:: MATERIAL PROVIDED ::
** START **

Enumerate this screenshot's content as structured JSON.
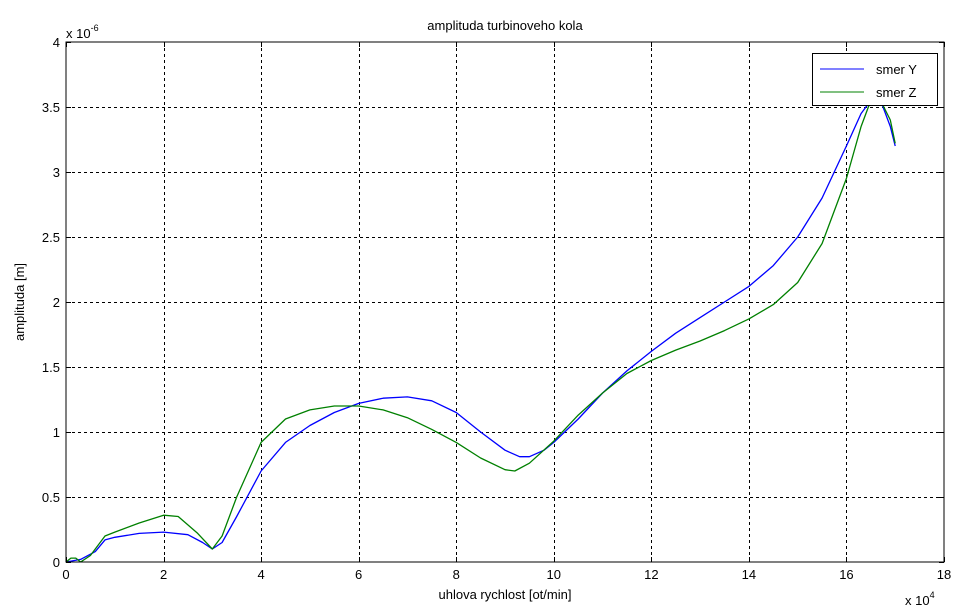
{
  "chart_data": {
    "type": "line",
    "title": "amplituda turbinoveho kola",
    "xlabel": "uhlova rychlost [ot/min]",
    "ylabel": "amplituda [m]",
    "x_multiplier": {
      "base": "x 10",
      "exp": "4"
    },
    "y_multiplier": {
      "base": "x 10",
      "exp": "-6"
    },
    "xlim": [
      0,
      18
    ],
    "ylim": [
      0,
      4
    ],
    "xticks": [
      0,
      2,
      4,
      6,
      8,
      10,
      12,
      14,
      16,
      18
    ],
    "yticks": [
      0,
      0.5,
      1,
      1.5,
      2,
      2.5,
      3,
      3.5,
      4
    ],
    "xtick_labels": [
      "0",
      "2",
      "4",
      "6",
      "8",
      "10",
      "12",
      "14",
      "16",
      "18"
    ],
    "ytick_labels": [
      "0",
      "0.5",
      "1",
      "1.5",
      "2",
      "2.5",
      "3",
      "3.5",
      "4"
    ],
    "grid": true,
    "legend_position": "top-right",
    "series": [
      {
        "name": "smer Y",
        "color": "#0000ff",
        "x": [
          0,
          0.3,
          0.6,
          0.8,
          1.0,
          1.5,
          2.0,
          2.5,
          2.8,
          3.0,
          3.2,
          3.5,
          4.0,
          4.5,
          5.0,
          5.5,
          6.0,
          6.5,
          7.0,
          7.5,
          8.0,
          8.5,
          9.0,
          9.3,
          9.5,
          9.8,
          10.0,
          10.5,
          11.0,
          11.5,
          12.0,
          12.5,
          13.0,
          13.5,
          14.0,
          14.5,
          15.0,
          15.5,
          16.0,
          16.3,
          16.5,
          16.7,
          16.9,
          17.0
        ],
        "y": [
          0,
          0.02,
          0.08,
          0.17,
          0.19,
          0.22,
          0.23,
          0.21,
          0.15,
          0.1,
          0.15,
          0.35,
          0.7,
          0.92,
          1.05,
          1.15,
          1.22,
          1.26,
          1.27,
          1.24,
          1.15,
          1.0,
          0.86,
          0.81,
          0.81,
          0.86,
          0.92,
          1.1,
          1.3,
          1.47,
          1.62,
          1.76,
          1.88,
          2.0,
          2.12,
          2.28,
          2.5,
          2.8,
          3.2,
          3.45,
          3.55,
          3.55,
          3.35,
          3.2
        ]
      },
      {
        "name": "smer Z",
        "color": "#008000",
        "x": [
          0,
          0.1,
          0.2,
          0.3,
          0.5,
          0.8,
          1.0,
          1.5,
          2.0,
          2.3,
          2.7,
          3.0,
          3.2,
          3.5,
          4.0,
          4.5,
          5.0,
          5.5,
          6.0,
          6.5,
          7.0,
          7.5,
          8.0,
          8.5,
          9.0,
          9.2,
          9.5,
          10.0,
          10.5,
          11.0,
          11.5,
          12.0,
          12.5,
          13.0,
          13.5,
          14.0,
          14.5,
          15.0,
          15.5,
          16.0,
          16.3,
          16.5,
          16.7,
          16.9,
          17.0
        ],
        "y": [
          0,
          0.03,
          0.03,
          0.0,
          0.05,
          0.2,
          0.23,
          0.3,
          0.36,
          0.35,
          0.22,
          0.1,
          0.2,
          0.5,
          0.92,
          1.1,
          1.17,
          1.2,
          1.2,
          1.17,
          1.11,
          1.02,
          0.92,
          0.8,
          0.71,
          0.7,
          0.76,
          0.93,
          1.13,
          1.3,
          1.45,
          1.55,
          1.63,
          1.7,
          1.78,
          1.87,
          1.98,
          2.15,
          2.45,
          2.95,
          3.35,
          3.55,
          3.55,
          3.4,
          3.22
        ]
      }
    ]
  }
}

** END **

:: TASK TO COMPLETE ::
Excluding the pictures, reproduce every entry exactly as given.

:: OUTPUT BELOW ::
Enumerate this screenshot's content as structured JSON.
{
  "chart_data": {
    "type": "line",
    "title": "amplituda turbinoveho kola",
    "xlabel": "uhlova rychlost [ot/min]",
    "ylabel": "amplituda [m]",
    "x_multiplier": {
      "base": "x 10",
      "exp": "4"
    },
    "y_multiplier": {
      "base": "x 10",
      "exp": "-6"
    },
    "xlim": [
      0,
      18
    ],
    "ylim": [
      0,
      4
    ],
    "xticks": [
      0,
      2,
      4,
      6,
      8,
      10,
      12,
      14,
      16,
      18
    ],
    "yticks": [
      0,
      0.5,
      1,
      1.5,
      2,
      2.5,
      3,
      3.5,
      4
    ],
    "xtick_labels": [
      "0",
      "2",
      "4",
      "6",
      "8",
      "10",
      "12",
      "14",
      "16",
      "18"
    ],
    "ytick_labels": [
      "0",
      "0.5",
      "1",
      "1.5",
      "2",
      "2.5",
      "3",
      "3.5",
      "4"
    ],
    "grid": true,
    "legend_position": "top-right",
    "series": [
      {
        "name": "smer Y",
        "color": "#0000ff",
        "x": [
          0,
          0.3,
          0.6,
          0.8,
          1.0,
          1.5,
          2.0,
          2.5,
          2.8,
          3.0,
          3.2,
          3.5,
          4.0,
          4.5,
          5.0,
          5.5,
          6.0,
          6.5,
          7.0,
          7.5,
          8.0,
          8.5,
          9.0,
          9.3,
          9.5,
          9.8,
          10.0,
          10.5,
          11.0,
          11.5,
          12.0,
          12.5,
          13.0,
          13.5,
          14.0,
          14.5,
          15.0,
          15.5,
          16.0,
          16.3,
          16.5,
          16.7,
          16.9,
          17.0
        ],
        "y": [
          0,
          0.02,
          0.08,
          0.17,
          0.19,
          0.22,
          0.23,
          0.21,
          0.15,
          0.1,
          0.15,
          0.35,
          0.7,
          0.92,
          1.05,
          1.15,
          1.22,
          1.26,
          1.27,
          1.24,
          1.15,
          1.0,
          0.86,
          0.81,
          0.81,
          0.86,
          0.92,
          1.1,
          1.3,
          1.47,
          1.62,
          1.76,
          1.88,
          2.0,
          2.12,
          2.28,
          2.5,
          2.8,
          3.2,
          3.45,
          3.55,
          3.55,
          3.35,
          3.2
        ]
      },
      {
        "name": "smer Z",
        "color": "#008000",
        "x": [
          0,
          0.1,
          0.2,
          0.3,
          0.5,
          0.8,
          1.0,
          1.5,
          2.0,
          2.3,
          2.7,
          3.0,
          3.2,
          3.5,
          4.0,
          4.5,
          5.0,
          5.5,
          6.0,
          6.5,
          7.0,
          7.5,
          8.0,
          8.5,
          9.0,
          9.2,
          9.5,
          10.0,
          10.5,
          11.0,
          11.5,
          12.0,
          12.5,
          13.0,
          13.5,
          14.0,
          14.5,
          15.0,
          15.5,
          16.0,
          16.3,
          16.5,
          16.7,
          16.9,
          17.0
        ],
        "y": [
          0,
          0.03,
          0.03,
          0.0,
          0.05,
          0.2,
          0.23,
          0.3,
          0.36,
          0.35,
          0.22,
          0.1,
          0.2,
          0.5,
          0.92,
          1.1,
          1.17,
          1.2,
          1.2,
          1.17,
          1.11,
          1.02,
          0.92,
          0.8,
          0.71,
          0.7,
          0.76,
          0.93,
          1.13,
          1.3,
          1.45,
          1.55,
          1.63,
          1.7,
          1.78,
          1.87,
          1.98,
          2.15,
          2.45,
          2.95,
          3.35,
          3.55,
          3.55,
          3.4,
          3.22
        ]
      }
    ]
  }
}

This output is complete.